**Problem details**: Copy the data below exactly, omitting any picture it contains.

**Record extracts**:

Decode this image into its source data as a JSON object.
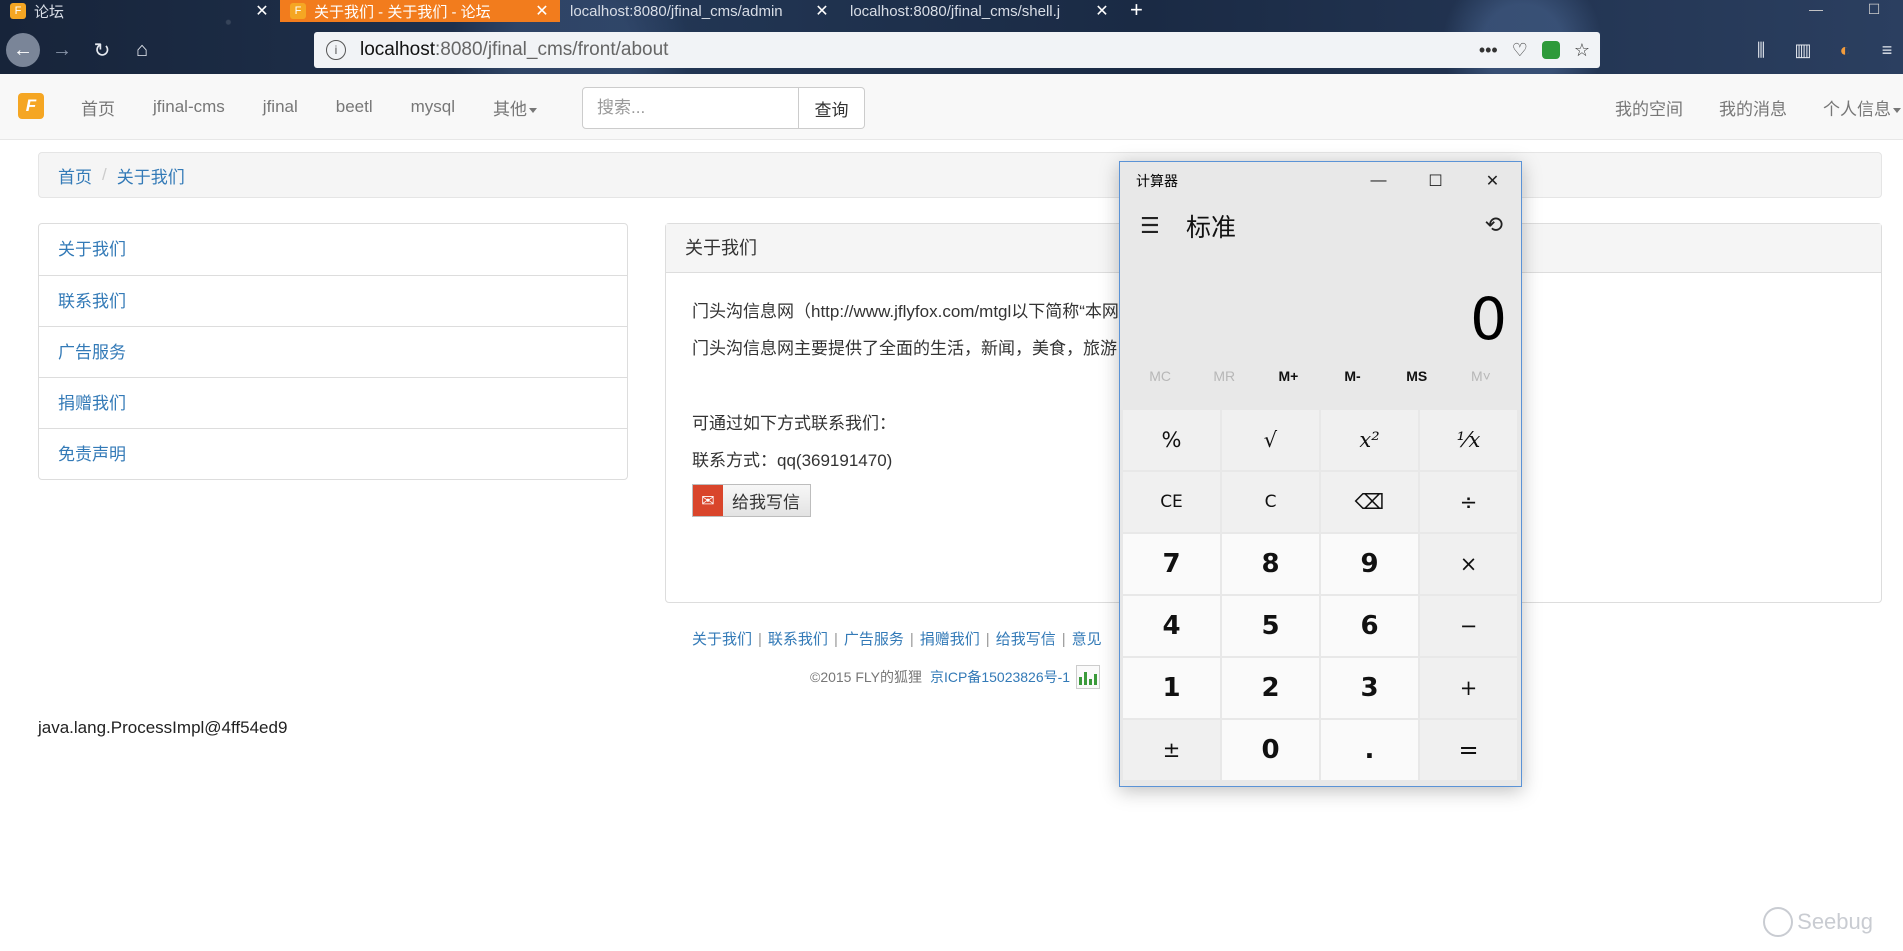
{
  "browser": {
    "tabs": [
      {
        "title": "论坛",
        "active": false
      },
      {
        "title": "关于我们 - 关于我们 - 论坛",
        "active": true
      },
      {
        "title": "localhost:8080/jfinal_cms/admin",
        "active": false
      },
      {
        "title": "localhost:8080/jfinal_cms/shell.j",
        "active": false
      }
    ],
    "new_tab": "+",
    "url_host": "localhost",
    "url_path": ":8080/jfinal_cms/front/about"
  },
  "site": {
    "logo": "F",
    "nav": [
      "首页",
      "jfinal-cms",
      "jfinal",
      "beetl",
      "mysql",
      "其他"
    ],
    "search_placeholder": "搜索...",
    "search_button": "查询",
    "nav_right": [
      "我的空间",
      "我的消息",
      "个人信息"
    ]
  },
  "breadcrumb": [
    "首页",
    "关于我们"
  ],
  "sidebar": [
    "关于我们",
    "联系我们",
    "广告服务",
    "捐赠我们",
    "免责声明"
  ],
  "panel": {
    "heading": "关于我们",
    "line1": "门头沟信息网（http://www.jflyfox.com/mtgl以下简称“本网",
    "line2": "门头沟信息网主要提供了全面的生活，新闻，美食，旅游",
    "line3": "可通过如下方式联系我们：",
    "line4": "联系方式：qq(369191470)",
    "mail_button": "给我写信"
  },
  "footer": {
    "links": [
      "关于我们",
      "联系我们",
      "广告服务",
      "捐赠我们",
      "给我写信",
      "意见"
    ],
    "copyright": "©2015 FLY的狐狸",
    "icp": "京ICP备15023826号-1"
  },
  "process_text": "java.lang.ProcessImpl@4ff54ed9",
  "watermark": "Seebug",
  "calculator": {
    "title": "计算器",
    "mode": "标准",
    "display": "0",
    "memory": [
      {
        "label": "MC",
        "enabled": false
      },
      {
        "label": "MR",
        "enabled": false
      },
      {
        "label": "M+",
        "enabled": true
      },
      {
        "label": "M-",
        "enabled": true
      },
      {
        "label": "MS",
        "enabled": true
      },
      {
        "label": "M˅",
        "enabled": false
      }
    ],
    "keys": [
      "%",
      "√",
      "x²",
      "¹⁄x",
      "CE",
      "C",
      "⌫",
      "÷",
      "7",
      "8",
      "9",
      "×",
      "4",
      "5",
      "6",
      "−",
      "1",
      "2",
      "3",
      "+",
      "±",
      "0",
      ".",
      "="
    ]
  }
}
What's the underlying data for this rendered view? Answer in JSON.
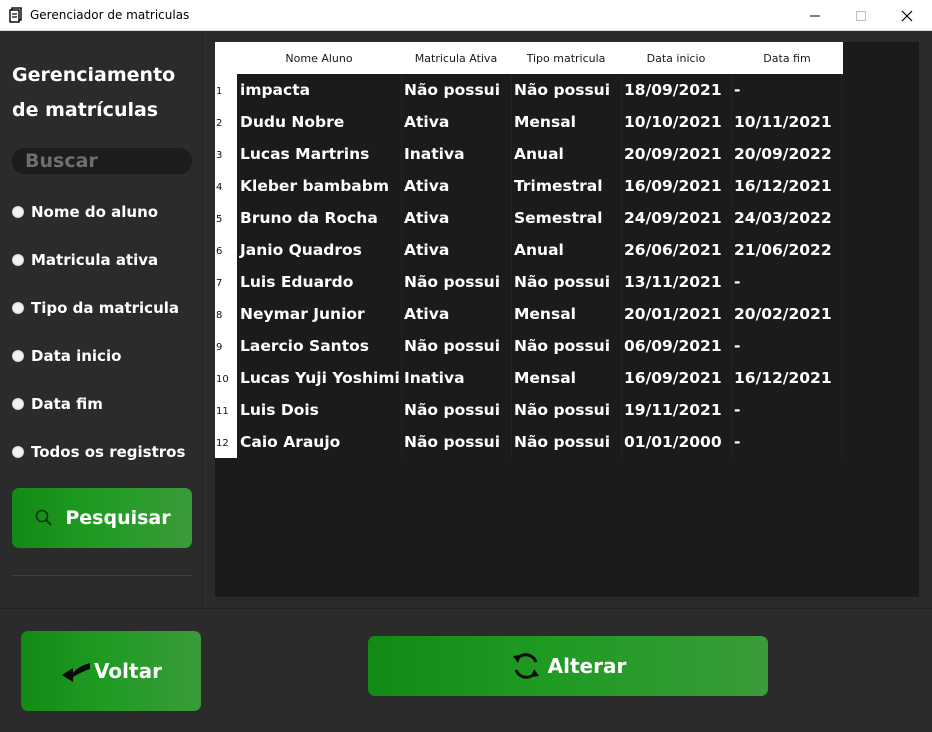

**Solution**:
Decode this image into its source data as a JSON object.
{
  "browser": {
    "tabs": [
      {
        "title": "论坛",
        "active": false
      },
      {
        "title": "关于我们 - 关于我们 - 论坛",
        "active": true
      },
      {
        "title": "localhost:8080/jfinal_cms/admin",
        "active": false
      },
      {
        "title": "localhost:8080/jfinal_cms/shell.j",
        "active": false
      }
    ],
    "new_tab": "+",
    "url_host": "localhost",
    "url_path": ":8080/jfinal_cms/front/about"
  },
  "site": {
    "logo": "F",
    "nav": [
      "首页",
      "jfinal-cms",
      "jfinal",
      "beetl",
      "mysql",
      "其他"
    ],
    "search_placeholder": "搜索...",
    "search_button": "查询",
    "nav_right": [
      "我的空间",
      "我的消息",
      "个人信息"
    ]
  },
  "breadcrumb": [
    "首页",
    "关于我们"
  ],
  "sidebar": [
    "关于我们",
    "联系我们",
    "广告服务",
    "捐赠我们",
    "免责声明"
  ],
  "panel": {
    "heading": "关于我们",
    "line1": "门头沟信息网（http://www.jflyfox.com/mtgl以下简称“本网",
    "line2": "门头沟信息网主要提供了全面的生活，新闻，美食，旅游",
    "line3": "可通过如下方式联系我们：",
    "line4": "联系方式：qq(369191470)",
    "mail_button": "给我写信"
  },
  "footer": {
    "links": [
      "关于我们",
      "联系我们",
      "广告服务",
      "捐赠我们",
      "给我写信",
      "意见"
    ],
    "copyright": "©2015 FLY的狐狸",
    "icp": "京ICP备15023826号-1"
  },
  "process_text": "java.lang.ProcessImpl@4ff54ed9",
  "watermark": "Seebug",
  "calculator": {
    "title": "计算器",
    "mode": "标准",
    "display": "0",
    "memory": [
      {
        "label": "MC",
        "enabled": false
      },
      {
        "label": "MR",
        "enabled": false
      },
      {
        "label": "M+",
        "enabled": true
      },
      {
        "label": "M-",
        "enabled": true
      },
      {
        "label": "MS",
        "enabled": true
      },
      {
        "label": "M˅",
        "enabled": false
      }
    ],
    "keys": [
      "%",
      "√",
      "x²",
      "¹⁄x",
      "CE",
      "C",
      "⌫",
      "÷",
      "7",
      "8",
      "9",
      "×",
      "4",
      "5",
      "6",
      "−",
      "1",
      "2",
      "3",
      "+",
      "±",
      "0",
      ".",
      "="
    ]
  }
}
What's the underlying data for this rendered view? Answer in JSON.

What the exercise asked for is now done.